## Dataset items
%%

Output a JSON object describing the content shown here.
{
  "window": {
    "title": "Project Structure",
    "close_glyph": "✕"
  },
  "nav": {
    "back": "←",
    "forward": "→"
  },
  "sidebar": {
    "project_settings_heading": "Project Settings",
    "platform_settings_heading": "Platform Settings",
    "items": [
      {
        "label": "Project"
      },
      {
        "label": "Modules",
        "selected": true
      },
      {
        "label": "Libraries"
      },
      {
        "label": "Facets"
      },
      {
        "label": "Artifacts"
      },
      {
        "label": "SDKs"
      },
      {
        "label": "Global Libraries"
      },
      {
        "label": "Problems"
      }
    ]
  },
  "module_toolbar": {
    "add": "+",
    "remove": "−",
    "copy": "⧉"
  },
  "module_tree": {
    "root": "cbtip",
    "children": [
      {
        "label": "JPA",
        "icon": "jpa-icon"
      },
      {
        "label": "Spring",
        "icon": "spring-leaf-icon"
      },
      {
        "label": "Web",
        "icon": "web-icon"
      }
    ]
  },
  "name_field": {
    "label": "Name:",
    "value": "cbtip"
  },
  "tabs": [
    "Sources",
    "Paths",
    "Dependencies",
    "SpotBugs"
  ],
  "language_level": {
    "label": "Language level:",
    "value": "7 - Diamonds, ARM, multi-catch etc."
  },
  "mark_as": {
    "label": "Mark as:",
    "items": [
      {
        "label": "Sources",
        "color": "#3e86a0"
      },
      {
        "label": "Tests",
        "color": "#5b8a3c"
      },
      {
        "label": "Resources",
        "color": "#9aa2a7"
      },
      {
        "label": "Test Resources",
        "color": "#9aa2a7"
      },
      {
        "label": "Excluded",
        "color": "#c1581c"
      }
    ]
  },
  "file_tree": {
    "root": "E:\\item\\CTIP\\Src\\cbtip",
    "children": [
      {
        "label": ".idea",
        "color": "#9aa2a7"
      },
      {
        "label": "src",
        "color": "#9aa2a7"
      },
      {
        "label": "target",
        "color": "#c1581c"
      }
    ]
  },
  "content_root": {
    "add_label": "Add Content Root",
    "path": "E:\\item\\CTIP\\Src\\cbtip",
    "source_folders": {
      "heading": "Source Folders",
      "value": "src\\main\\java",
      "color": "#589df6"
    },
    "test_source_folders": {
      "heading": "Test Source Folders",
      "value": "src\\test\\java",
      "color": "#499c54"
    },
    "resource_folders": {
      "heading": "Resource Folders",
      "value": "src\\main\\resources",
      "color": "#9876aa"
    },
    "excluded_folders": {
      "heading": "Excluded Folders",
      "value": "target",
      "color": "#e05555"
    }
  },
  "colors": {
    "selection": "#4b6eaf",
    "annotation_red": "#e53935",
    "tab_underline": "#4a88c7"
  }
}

%%

## EXERCISE PROMPT
Every entry must be output again, exactly as written above.

## EXPECTED ANSWER
Output a JSON object describing the content shown here.
{
  "window": {
    "title": "Project Structure",
    "close_glyph": "✕"
  },
  "nav": {
    "back": "←",
    "forward": "→"
  },
  "sidebar": {
    "project_settings_heading": "Project Settings",
    "platform_settings_heading": "Platform Settings",
    "items": [
      {
        "label": "Project"
      },
      {
        "label": "Modules",
        "selected": true
      },
      {
        "label": "Libraries"
      },
      {
        "label": "Facets"
      },
      {
        "label": "Artifacts"
      },
      {
        "label": "SDKs"
      },
      {
        "label": "Global Libraries"
      },
      {
        "label": "Problems"
      }
    ]
  },
  "module_toolbar": {
    "add": "+",
    "remove": "−",
    "copy": "⧉"
  },
  "module_tree": {
    "root": "cbtip",
    "children": [
      {
        "label": "JPA",
        "icon": "jpa-icon"
      },
      {
        "label": "Spring",
        "icon": "spring-leaf-icon"
      },
      {
        "label": "Web",
        "icon": "web-icon"
      }
    ]
  },
  "name_field": {
    "label": "Name:",
    "value": "cbtip"
  },
  "tabs": [
    "Sources",
    "Paths",
    "Dependencies",
    "SpotBugs"
  ],
  "language_level": {
    "label": "Language level:",
    "value": "7 - Diamonds, ARM, multi-catch etc."
  },
  "mark_as": {
    "label": "Mark as:",
    "items": [
      {
        "label": "Sources",
        "color": "#3e86a0"
      },
      {
        "label": "Tests",
        "color": "#5b8a3c"
      },
      {
        "label": "Resources",
        "color": "#9aa2a7"
      },
      {
        "label": "Test Resources",
        "color": "#9aa2a7"
      },
      {
        "label": "Excluded",
        "color": "#c1581c"
      }
    ]
  },
  "file_tree": {
    "root": "E:\\item\\CTIP\\Src\\cbtip",
    "children": [
      {
        "label": ".idea",
        "color": "#9aa2a7"
      },
      {
        "label": "src",
        "color": "#9aa2a7"
      },
      {
        "label": "target",
        "color": "#c1581c"
      }
    ]
  },
  "content_root": {
    "add_label": "Add Content Root",
    "path": "E:\\item\\CTIP\\Src\\cbtip",
    "source_folders": {
      "heading": "Source Folders",
      "value": "src\\main\\java",
      "color": "#589df6"
    },
    "test_source_folders": {
      "heading": "Test Source Folders",
      "value": "src\\test\\java",
      "color": "#499c54"
    },
    "resource_folders": {
      "heading": "Resource Folders",
      "value": "src\\main\\resources",
      "color": "#9876aa"
    },
    "excluded_folders": {
      "heading": "Excluded Folders",
      "value": "target",
      "color": "#e05555"
    }
  },
  "colors": {
    "selection": "#4b6eaf",
    "annotation_red": "#e53935",
    "tab_underline": "#4a88c7"
  }
}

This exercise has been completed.